====== Raw data
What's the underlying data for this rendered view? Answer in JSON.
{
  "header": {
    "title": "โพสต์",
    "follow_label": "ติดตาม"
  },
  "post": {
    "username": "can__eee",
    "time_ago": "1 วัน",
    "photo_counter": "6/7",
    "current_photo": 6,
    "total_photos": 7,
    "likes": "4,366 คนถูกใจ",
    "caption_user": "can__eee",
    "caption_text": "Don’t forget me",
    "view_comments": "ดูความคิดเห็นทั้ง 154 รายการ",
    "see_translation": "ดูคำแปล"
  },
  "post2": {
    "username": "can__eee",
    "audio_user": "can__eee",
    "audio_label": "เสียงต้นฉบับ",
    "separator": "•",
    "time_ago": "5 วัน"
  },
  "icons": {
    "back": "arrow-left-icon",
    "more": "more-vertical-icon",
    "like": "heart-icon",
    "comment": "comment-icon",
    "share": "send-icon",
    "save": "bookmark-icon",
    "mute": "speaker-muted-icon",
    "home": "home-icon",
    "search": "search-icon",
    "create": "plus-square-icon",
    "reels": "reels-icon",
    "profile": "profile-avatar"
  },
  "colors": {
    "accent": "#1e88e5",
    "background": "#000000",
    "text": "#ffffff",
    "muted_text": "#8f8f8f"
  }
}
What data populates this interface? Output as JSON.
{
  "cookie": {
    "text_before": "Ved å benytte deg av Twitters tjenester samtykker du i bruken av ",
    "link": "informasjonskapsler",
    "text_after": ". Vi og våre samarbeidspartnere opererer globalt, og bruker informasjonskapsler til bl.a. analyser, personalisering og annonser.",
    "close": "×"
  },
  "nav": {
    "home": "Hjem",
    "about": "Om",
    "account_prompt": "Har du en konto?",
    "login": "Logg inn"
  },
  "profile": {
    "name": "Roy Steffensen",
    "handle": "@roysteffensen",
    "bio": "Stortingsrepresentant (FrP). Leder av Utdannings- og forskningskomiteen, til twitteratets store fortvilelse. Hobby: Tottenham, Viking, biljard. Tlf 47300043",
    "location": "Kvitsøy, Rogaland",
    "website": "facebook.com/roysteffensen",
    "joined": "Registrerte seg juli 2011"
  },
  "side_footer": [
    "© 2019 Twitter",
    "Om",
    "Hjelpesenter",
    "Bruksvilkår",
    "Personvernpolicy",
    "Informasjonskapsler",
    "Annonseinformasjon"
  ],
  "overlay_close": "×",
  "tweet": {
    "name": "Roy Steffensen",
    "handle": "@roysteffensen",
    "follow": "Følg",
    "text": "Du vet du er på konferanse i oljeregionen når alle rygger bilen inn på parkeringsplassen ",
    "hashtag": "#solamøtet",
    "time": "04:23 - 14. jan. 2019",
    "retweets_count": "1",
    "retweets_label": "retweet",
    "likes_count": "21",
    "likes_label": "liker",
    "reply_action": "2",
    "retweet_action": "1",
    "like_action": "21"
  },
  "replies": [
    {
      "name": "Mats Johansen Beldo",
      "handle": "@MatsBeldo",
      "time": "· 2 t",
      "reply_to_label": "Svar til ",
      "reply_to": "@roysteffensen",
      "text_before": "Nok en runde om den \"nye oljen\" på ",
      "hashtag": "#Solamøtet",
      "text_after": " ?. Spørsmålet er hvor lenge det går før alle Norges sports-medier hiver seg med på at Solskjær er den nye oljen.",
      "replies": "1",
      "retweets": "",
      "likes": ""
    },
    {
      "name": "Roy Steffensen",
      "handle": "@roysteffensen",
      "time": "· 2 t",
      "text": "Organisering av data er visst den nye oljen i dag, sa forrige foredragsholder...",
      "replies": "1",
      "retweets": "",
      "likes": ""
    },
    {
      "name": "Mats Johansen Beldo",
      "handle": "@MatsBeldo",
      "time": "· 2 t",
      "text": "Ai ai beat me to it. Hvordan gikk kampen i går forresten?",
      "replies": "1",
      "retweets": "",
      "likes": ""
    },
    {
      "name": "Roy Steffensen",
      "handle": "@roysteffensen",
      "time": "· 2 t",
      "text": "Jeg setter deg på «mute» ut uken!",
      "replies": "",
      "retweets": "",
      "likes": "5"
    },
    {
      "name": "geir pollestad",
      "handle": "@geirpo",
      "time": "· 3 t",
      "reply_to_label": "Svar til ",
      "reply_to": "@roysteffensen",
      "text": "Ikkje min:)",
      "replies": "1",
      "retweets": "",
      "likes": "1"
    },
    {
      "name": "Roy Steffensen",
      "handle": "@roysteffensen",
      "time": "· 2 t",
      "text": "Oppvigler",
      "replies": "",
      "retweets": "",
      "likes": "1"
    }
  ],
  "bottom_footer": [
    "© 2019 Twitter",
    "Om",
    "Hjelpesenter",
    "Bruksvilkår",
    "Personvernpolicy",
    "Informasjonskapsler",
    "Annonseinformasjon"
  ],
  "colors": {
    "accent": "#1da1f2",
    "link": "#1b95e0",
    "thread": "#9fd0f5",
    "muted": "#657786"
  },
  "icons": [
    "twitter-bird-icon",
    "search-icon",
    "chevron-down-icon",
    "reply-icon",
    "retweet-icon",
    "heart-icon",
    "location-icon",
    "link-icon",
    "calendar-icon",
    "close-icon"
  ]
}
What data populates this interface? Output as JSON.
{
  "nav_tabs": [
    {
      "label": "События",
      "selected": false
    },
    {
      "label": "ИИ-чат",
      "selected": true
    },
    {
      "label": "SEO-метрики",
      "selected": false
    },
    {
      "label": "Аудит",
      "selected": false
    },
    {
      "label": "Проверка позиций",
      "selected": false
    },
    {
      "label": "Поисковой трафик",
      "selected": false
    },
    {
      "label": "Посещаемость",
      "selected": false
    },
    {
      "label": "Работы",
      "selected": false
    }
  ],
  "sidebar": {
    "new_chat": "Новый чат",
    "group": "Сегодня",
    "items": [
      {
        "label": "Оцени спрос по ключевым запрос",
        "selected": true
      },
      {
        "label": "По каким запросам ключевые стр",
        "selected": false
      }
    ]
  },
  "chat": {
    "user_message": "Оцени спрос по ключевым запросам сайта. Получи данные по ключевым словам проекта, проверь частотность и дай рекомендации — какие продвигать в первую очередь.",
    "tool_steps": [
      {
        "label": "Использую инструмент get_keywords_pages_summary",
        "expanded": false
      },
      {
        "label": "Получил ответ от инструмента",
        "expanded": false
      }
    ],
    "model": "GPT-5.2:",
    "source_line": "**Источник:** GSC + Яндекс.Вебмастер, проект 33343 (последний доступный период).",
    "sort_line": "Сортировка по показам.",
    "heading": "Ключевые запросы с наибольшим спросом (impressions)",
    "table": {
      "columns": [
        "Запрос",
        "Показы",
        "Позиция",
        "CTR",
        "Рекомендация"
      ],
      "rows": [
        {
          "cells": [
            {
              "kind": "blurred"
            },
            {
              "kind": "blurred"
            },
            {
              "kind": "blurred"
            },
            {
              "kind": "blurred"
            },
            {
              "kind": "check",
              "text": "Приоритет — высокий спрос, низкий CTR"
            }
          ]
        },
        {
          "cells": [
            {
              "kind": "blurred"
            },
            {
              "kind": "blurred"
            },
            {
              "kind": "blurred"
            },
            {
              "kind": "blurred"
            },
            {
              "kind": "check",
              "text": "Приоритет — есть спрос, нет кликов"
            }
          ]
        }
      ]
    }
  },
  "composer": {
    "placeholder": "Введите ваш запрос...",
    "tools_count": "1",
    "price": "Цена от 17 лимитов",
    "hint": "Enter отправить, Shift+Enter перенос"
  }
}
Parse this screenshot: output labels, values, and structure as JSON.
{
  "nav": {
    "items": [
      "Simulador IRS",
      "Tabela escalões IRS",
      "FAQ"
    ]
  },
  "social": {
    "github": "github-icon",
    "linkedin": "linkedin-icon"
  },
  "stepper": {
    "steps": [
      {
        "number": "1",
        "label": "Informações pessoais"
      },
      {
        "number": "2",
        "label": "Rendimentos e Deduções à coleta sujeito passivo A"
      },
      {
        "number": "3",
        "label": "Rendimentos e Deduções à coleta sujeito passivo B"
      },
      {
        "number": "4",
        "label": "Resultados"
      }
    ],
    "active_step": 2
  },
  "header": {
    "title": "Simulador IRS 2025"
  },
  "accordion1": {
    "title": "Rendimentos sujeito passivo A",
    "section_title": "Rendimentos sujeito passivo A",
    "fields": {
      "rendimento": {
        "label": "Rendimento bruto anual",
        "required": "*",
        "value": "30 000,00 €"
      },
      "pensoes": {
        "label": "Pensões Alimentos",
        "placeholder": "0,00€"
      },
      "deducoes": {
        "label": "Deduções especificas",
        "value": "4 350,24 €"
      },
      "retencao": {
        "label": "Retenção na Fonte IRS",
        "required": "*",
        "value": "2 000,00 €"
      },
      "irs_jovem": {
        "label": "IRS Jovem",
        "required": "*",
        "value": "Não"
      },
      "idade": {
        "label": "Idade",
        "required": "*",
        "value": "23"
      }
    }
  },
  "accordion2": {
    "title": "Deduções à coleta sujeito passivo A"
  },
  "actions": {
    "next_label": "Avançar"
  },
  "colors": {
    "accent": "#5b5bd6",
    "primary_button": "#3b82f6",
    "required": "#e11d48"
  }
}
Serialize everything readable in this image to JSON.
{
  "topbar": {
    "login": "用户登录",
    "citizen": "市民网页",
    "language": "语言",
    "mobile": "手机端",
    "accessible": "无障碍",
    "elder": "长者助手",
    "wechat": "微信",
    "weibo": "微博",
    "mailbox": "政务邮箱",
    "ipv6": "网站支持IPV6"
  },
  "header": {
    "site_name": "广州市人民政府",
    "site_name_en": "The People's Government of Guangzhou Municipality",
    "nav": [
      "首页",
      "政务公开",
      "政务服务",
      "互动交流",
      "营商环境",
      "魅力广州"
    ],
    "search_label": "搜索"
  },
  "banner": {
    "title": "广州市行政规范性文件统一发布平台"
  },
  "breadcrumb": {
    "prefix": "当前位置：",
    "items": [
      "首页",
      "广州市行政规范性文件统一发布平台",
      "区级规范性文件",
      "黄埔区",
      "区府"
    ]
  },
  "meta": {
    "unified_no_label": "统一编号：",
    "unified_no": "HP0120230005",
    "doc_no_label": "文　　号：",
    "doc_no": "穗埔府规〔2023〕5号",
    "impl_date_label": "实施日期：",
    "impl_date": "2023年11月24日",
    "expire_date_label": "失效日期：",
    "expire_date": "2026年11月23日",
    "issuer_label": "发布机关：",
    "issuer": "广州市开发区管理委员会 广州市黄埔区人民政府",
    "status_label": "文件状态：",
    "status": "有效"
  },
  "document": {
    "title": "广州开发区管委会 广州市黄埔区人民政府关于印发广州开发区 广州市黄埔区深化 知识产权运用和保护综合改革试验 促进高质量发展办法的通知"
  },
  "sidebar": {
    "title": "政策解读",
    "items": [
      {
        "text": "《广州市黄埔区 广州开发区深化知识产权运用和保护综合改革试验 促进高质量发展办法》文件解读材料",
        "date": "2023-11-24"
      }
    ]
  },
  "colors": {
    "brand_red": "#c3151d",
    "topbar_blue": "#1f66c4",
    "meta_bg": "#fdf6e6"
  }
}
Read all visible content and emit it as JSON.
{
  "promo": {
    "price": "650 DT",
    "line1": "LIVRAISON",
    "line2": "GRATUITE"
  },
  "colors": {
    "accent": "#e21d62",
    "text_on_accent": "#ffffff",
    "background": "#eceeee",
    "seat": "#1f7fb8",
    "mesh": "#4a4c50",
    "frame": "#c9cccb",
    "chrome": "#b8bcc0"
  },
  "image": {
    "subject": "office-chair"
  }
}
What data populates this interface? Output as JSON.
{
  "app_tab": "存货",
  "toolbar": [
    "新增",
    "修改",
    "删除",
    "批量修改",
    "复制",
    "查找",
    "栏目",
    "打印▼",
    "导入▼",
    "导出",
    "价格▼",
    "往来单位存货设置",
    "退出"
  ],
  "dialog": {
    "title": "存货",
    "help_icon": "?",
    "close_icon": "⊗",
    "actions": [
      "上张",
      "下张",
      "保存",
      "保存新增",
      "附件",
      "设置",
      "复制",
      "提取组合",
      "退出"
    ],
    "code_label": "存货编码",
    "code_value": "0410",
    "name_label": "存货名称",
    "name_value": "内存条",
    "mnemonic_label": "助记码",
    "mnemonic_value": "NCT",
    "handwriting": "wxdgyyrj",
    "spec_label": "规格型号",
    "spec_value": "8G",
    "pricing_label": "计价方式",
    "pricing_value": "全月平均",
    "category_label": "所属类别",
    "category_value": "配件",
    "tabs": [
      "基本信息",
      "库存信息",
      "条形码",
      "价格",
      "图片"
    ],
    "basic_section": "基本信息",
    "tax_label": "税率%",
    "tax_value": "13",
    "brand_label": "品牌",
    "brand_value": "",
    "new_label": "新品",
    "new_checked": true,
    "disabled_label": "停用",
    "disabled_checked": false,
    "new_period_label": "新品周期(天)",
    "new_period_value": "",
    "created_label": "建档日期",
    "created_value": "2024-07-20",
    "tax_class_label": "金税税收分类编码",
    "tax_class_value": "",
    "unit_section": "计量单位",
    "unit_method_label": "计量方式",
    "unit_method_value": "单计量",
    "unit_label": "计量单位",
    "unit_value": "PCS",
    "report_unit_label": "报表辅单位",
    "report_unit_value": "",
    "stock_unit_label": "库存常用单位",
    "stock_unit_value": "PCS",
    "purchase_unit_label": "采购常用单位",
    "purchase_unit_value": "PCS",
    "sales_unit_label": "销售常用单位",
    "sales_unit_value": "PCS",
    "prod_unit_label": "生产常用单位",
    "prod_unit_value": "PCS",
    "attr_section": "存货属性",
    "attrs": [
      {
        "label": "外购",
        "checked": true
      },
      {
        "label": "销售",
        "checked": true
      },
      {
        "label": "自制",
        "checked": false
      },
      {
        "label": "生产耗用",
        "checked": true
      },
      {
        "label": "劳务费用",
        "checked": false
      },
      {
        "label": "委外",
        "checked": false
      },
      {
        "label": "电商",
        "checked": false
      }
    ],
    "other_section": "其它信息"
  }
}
============
_Your goal_:
Lines containing the string "coleta" should be counted; reply with their number and nothing more.

_Answer to the task_:
3